### Goals
A: Copy the blog post on addiction from "But since I" up to and including "now I get it.", replacing "AA" with "Alcoholics Anonymous" at each occurrence.
B: Write the next part of the blog post on addiction, picking up after its final sentence.

### Text to read
## START

The past few weeks, there has been a recurrent theme popping up in sermons I’m listening to (both at my church, and podcasts), some of the blogs I read, and a book I’m currently reading. When the same thing keeps popping up, it’s a good indication that I need to be paying close attention. And so I’ve been mulling all this over. Chewing on it, if you will. It makes perfect sense, but there was just still a little bit gnawing at me with it with regards to application. Sometimes I’m slow. For instance, years ago, I heard a sermon (I think it was more of a series of sermons) about a particular topic. I “got it,” but I wholeheartedly disagreed, and therefore didn’t believe it applied to me at all. Years later, I heard another sermon, and “got it” to the point of believing it applied to me. I even heard another teacher teach on it, fully agreeing, and later found myself chewing it all over when the light bulb went off. It was the same thing I had heard as a kid and completely rejected, and this time I really “got it.” The whole concept. Better late than never right? 😉

Anyway, I’m now seeing a twist to this latest thing that I hadn’t expected. Since I have already put it out there once, I’ll put it out there again. Because that’s how I roll. My husband is an alcoholic/drug addict, and it is a sickness that spreads throughout the entire family. I struggle with it probably as much as he does because I think (wrongly) that it should be easier for him to give up the drugs and alcohol than it is. I fall into that thinking because I was relatively easily delivered from my porn addiction (which was just a portion of the problem). When my drinking gets to be “problem drinking,” it’s relatively easy for me to just not drink. I can carry around percocet with me 24×7 and not take it. But then I “conveniently” forget how hard it was to quit smoking and stay quit. And how many years I would still crave a cigarette. I still got an occasional craving.

But since I forget what is difficult for me, I fall into that trap of thinking I know the solution. “Just go to AA! You know it works!” Here’s the problem. He said once that at AA all they talk about is drinking, and that just makes him want to drink. That did not make a lick of sense to me despite the fact that I can spot a lit cigarette smouldering in the street as I am driving and crave so bad it takes every bit of willpower I have not to stop and buy a pack. I think it was Pastor Benji who was talking about what we concentrate on saying that for an alcoholic that’s trying to quit drinking by saying “Don’t drink! Don’t drink!” over and over to themselves is always thinking about drinking. And so, eventually, they will drink again. And now I get it.

## END

### Source data

## START

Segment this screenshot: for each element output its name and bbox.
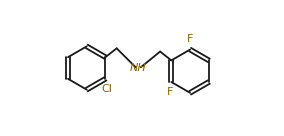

## END

### Answers for the exercise
A:
But since I forget what is difficult for me, I fall into that trap of thinking I know the solution. “Just go to Alcoholics Anonymous! You know it works!” Here’s the problem. He said once that at Alcoholics Anonymous all they talk about is drinking, and that just makes him want to drink. That did not make a lick of sense to me despite the fact that I can spot a lit cigarette smouldering in the street as I am driving and crave so bad it takes every bit of willpower I have not to stop and buy a pack. I think it was Pastor Benji who was talking about what we concentrate on saying that for an alcoholic that’s trying to quit drinking by saying “Don’t drink! Don’t drink!” over and over to themselves is always thinking about drinking. And so, eventually, they will drink again. And now I get it.

B:
Therefore, all the sermons, blogs, and the book are all saying the same thing. If you are always (or mostly) thinking about not committing a particular sin (or sins), your focus is on the wrong thing. It’s not merely a battle of wills. It’s like when Jesus was walking on the water toward the boat the disciples were in, and had Peter to walk out to him. Peter was walking on the water just fine as long as he was looking at Jesus. When he looked at the wind and the waves, he began to sink. He lost his focus on who was keeping him on top of the water in the storm. If any of us could overcome our sin by sheer willpower, we wouldn’t need Jesus at any point in our lives. Bottom line, we never stop needing Jesus. So instead of looking at our temptations and trying to overcome it by white-knuckling through the weakness, we need to look to Jesus and reach out to him. We will be overcome with exhaustion eventually trying to do it ourselves, but He will never let us go.

Rather than “getting a hold of myself,” I need to let go of myself. Rather than spending my energy on trying not to do what I don’t want to do, focus on doing what I know to be good, looking to Jesus to lead me where He wants me.

In which I hit publish before determining a title

I’m thinking I probably shouldn’t try to blog with a headache coming on and with brain fog. Especially when it’s “Theological Thursday” and I have no topic in mind yet. lol But, heck, when has that ever stopped me.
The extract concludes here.